* [WRITTEN TASK]: Reproduce the records below in full and word for word, excluding pictures.

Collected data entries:
• • • • •
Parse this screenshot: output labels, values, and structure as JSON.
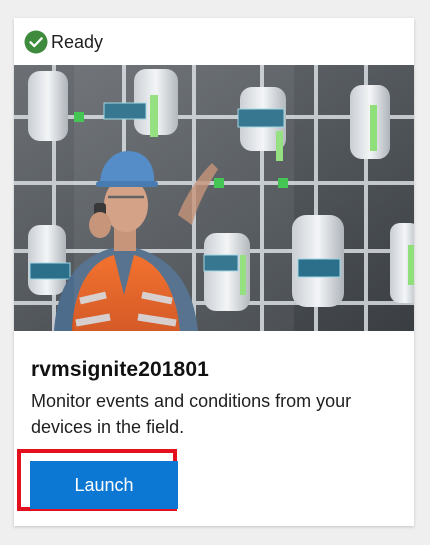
{
  "card": {
    "status": {
      "icon": "check-circle-icon",
      "text": "Ready",
      "color": "#3e8b3e"
    },
    "image": {
      "subject": "worker-with-radio-in-industrial-control-room"
    },
    "app_name": "rvmsignite201801",
    "description": "Monitor events and conditions from your devices in the field.",
    "launch_label": "Launch",
    "accent_color": "#0d78d4",
    "highlight_color": "#e3101e"
  }
}
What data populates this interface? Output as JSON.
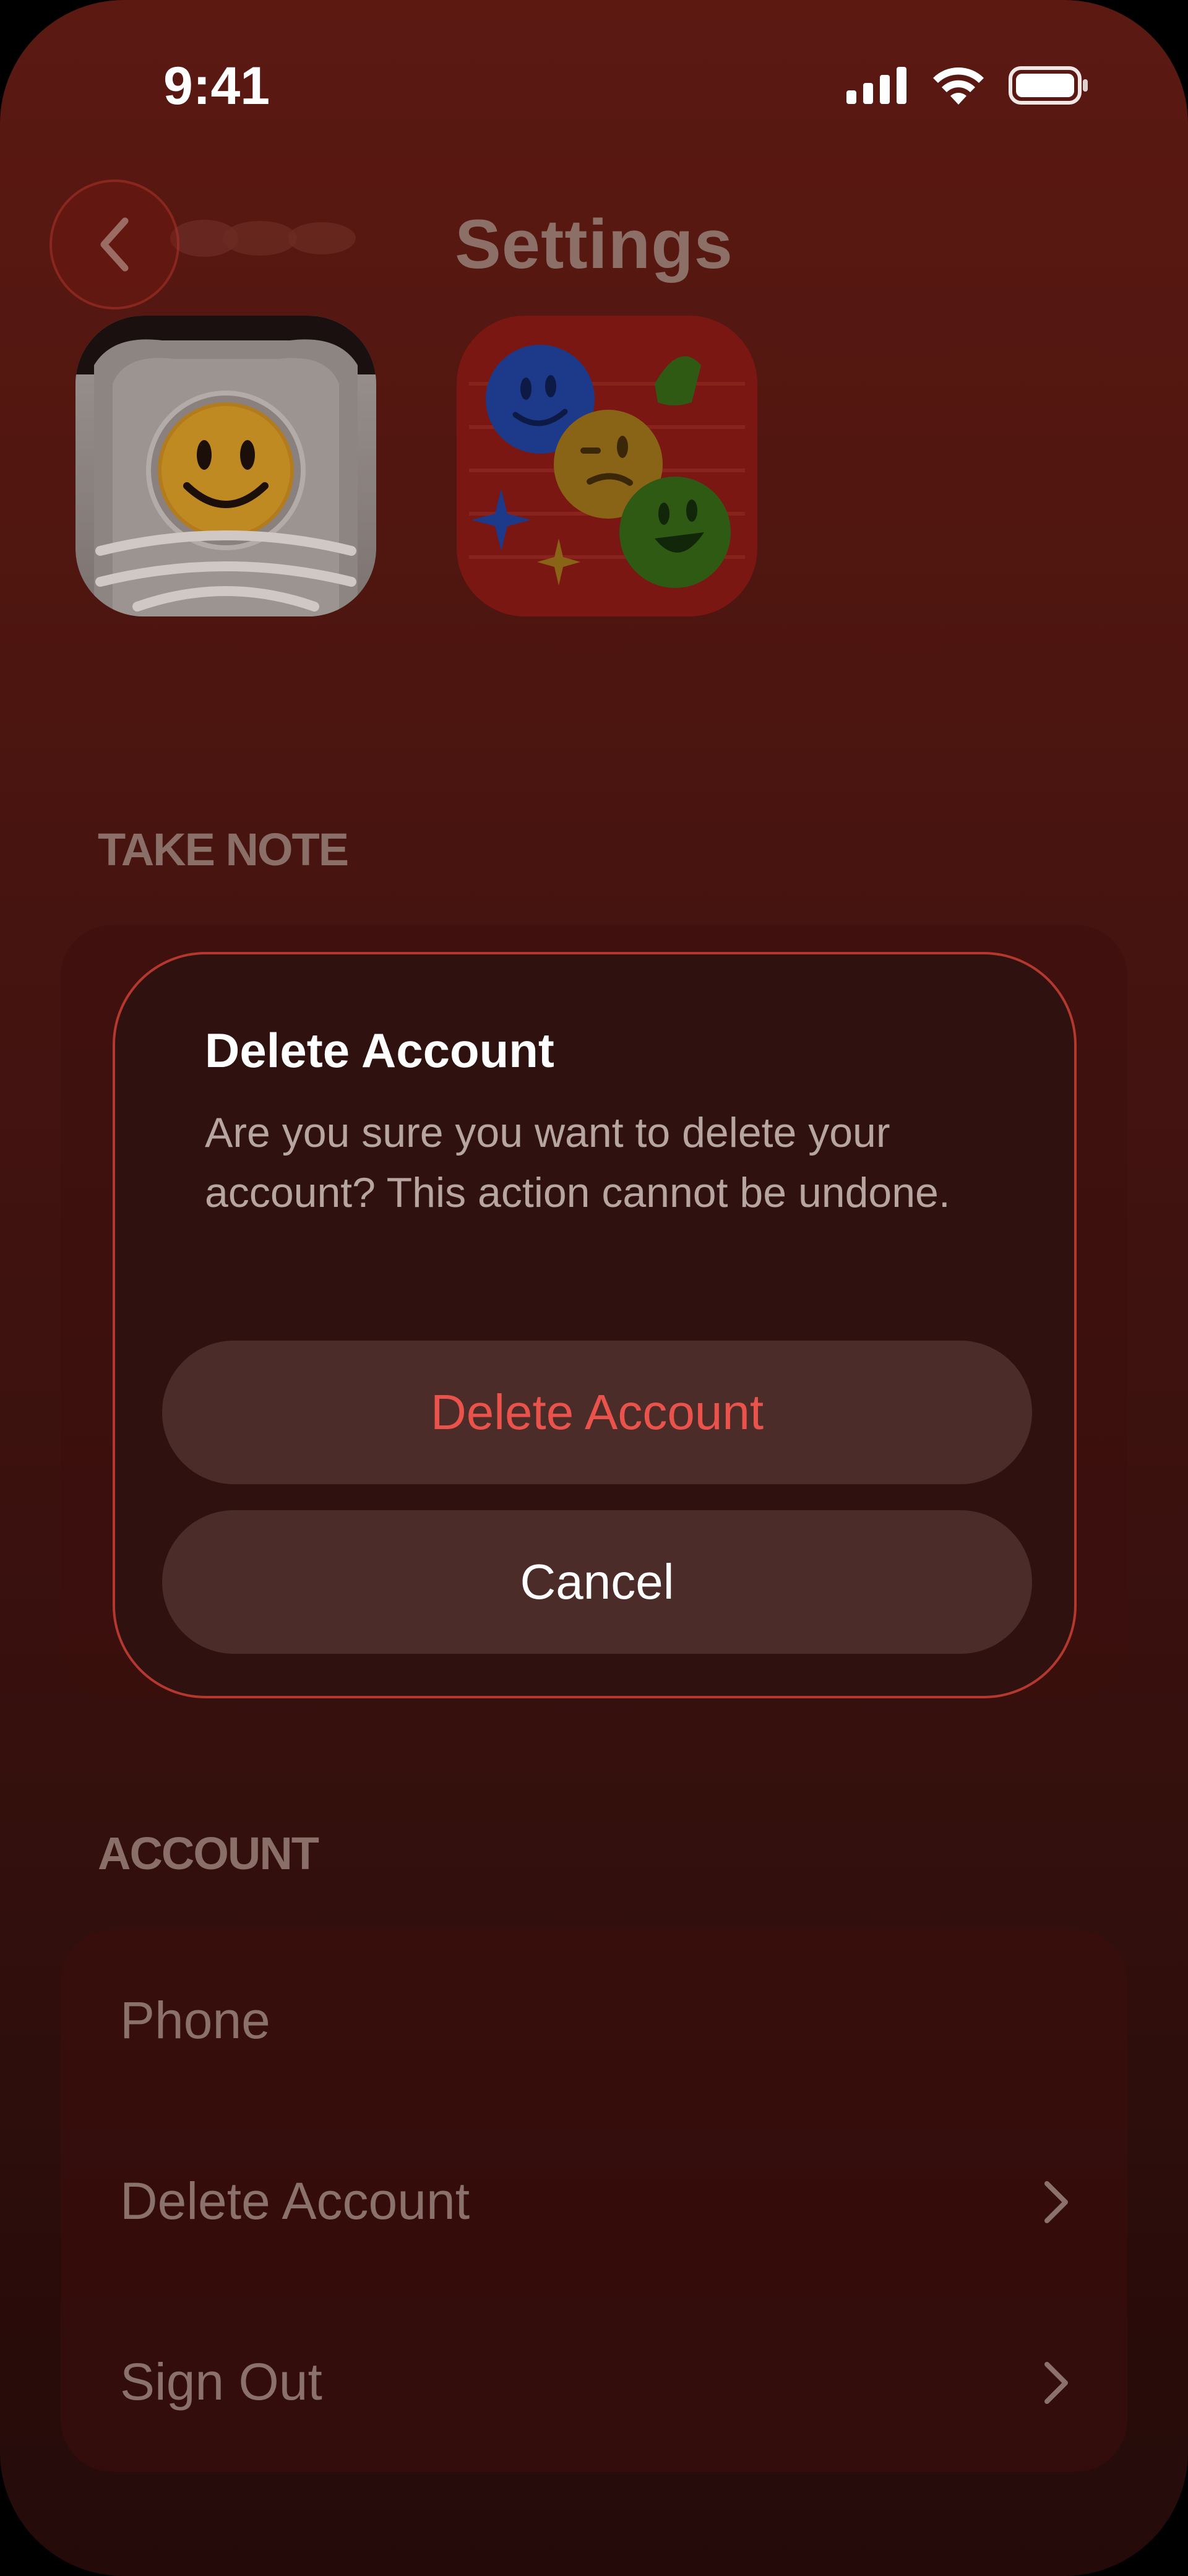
{
  "status_bar": {
    "time": "9:41"
  },
  "header": {
    "title": "Settings",
    "back_icon": "chevron-left-icon"
  },
  "sections": {
    "take_note": {
      "title": "TAKE NOTE"
    },
    "account": {
      "title": "ACCOUNT",
      "items": [
        {
          "label": "Phone"
        },
        {
          "label": "Delete Account"
        },
        {
          "label": "Sign Out"
        }
      ]
    }
  },
  "dialog": {
    "title": "Delete Account",
    "message": "Are you sure you want to delete your account? This action cannot be undone.",
    "confirm_label": "Delete Account",
    "cancel_label": "Cancel"
  },
  "colors": {
    "background_top": "#5b1912",
    "background_bottom": "#240b09",
    "dialog_border": "#d64236",
    "destructive": "#ea524c"
  }
}
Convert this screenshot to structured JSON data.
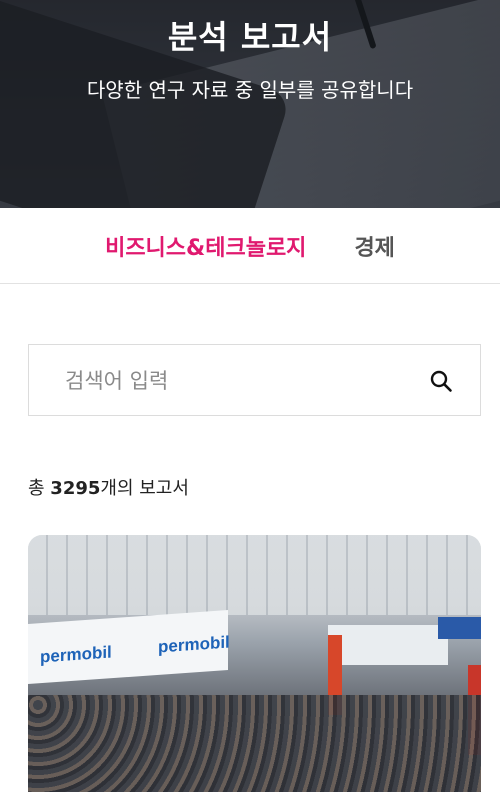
{
  "hero": {
    "title": "분석 보고서",
    "subtitle": "다양한 연구 자료 중 일부를 공유합니다"
  },
  "tabs": [
    {
      "label": "비즈니스&테크놀로지",
      "active": true
    },
    {
      "label": "경제",
      "active": false
    }
  ],
  "search": {
    "placeholder": "검색어 입력",
    "value": "",
    "icon": "search-icon"
  },
  "summary": {
    "prefix": "총 ",
    "count": "3295",
    "suffix": "개의 보고서"
  },
  "card": {
    "logos": [
      "permobil",
      "permobil"
    ]
  },
  "colors": {
    "accent": "#e0196f",
    "tab_inactive": "#555555",
    "border": "#dcdcdc"
  }
}
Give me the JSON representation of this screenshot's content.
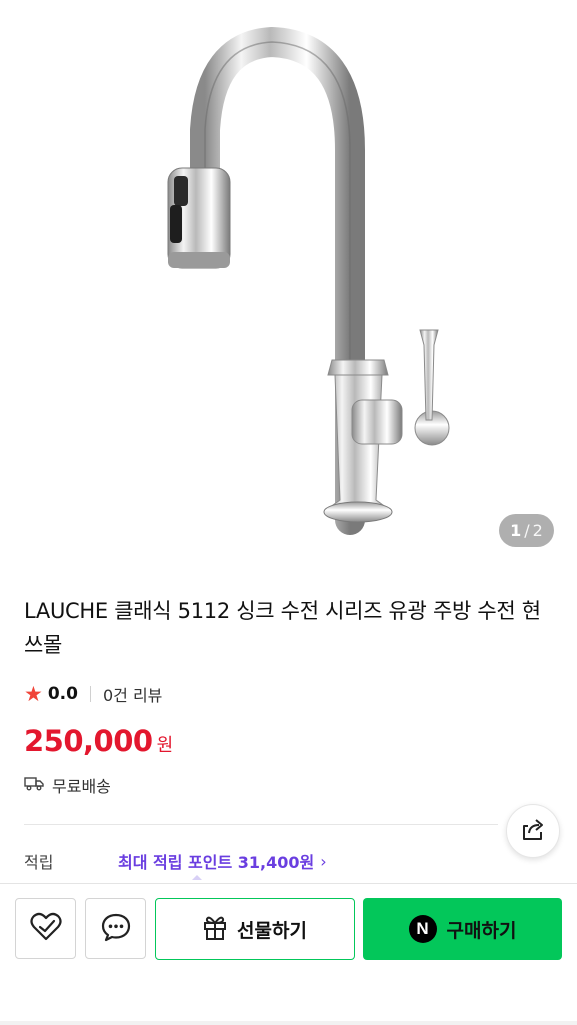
• • • • •
* [FINAL ANSWER]:
Parse this screenshot: output labels, values, and structure as JSON.
{
  "card": {
    "status": {
      "icon": "check-circle-icon",
      "text": "Ready",
      "color": "#3e8b3e"
    },
    "image": {
      "subject": "worker-with-radio-in-industrial-control-room"
    },
    "app_name": "rvmsignite201801",
    "description": "Monitor events and conditions from your devices in the field.",
    "launch_label": "Launch",
    "accent_color": "#0d78d4",
    "highlight_color": "#e3101e"
  }
}
What data populates this interface? Output as JSON.
{
  "status_bar": {
    "time": "9:41"
  },
  "header": {
    "title": "Settings",
    "back_icon": "chevron-left-icon"
  },
  "sections": {
    "take_note": {
      "title": "TAKE NOTE"
    },
    "account": {
      "title": "ACCOUNT",
      "items": [
        {
          "label": "Phone"
        },
        {
          "label": "Delete Account"
        },
        {
          "label": "Sign Out"
        }
      ]
    }
  },
  "dialog": {
    "title": "Delete Account",
    "message": "Are you sure you want to delete your account? This action cannot be undone.",
    "confirm_label": "Delete Account",
    "cancel_label": "Cancel"
  },
  "colors": {
    "background_top": "#5b1912",
    "background_bottom": "#240b09",
    "dialog_border": "#d64236",
    "destructive": "#ea524c"
  }
}
Convert this screenshot to structured JSON data.
{
  "hero": {
    "title": "분석 보고서",
    "subtitle": "다양한 연구 자료 중 일부를 공유합니다"
  },
  "tabs": [
    {
      "label": "비즈니스&테크놀로지",
      "active": true
    },
    {
      "label": "경제",
      "active": false
    }
  ],
  "search": {
    "placeholder": "검색어 입력",
    "value": "",
    "icon": "search-icon"
  },
  "summary": {
    "prefix": "총 ",
    "count": "3295",
    "suffix": "개의 보고서"
  },
  "card": {
    "logos": [
      "permobil",
      "permobil"
    ]
  },
  "colors": {
    "accent": "#e0196f",
    "tab_inactive": "#555555",
    "border": "#dcdcdc"
  }
}
Give me the JSON representation of this screenshot's content.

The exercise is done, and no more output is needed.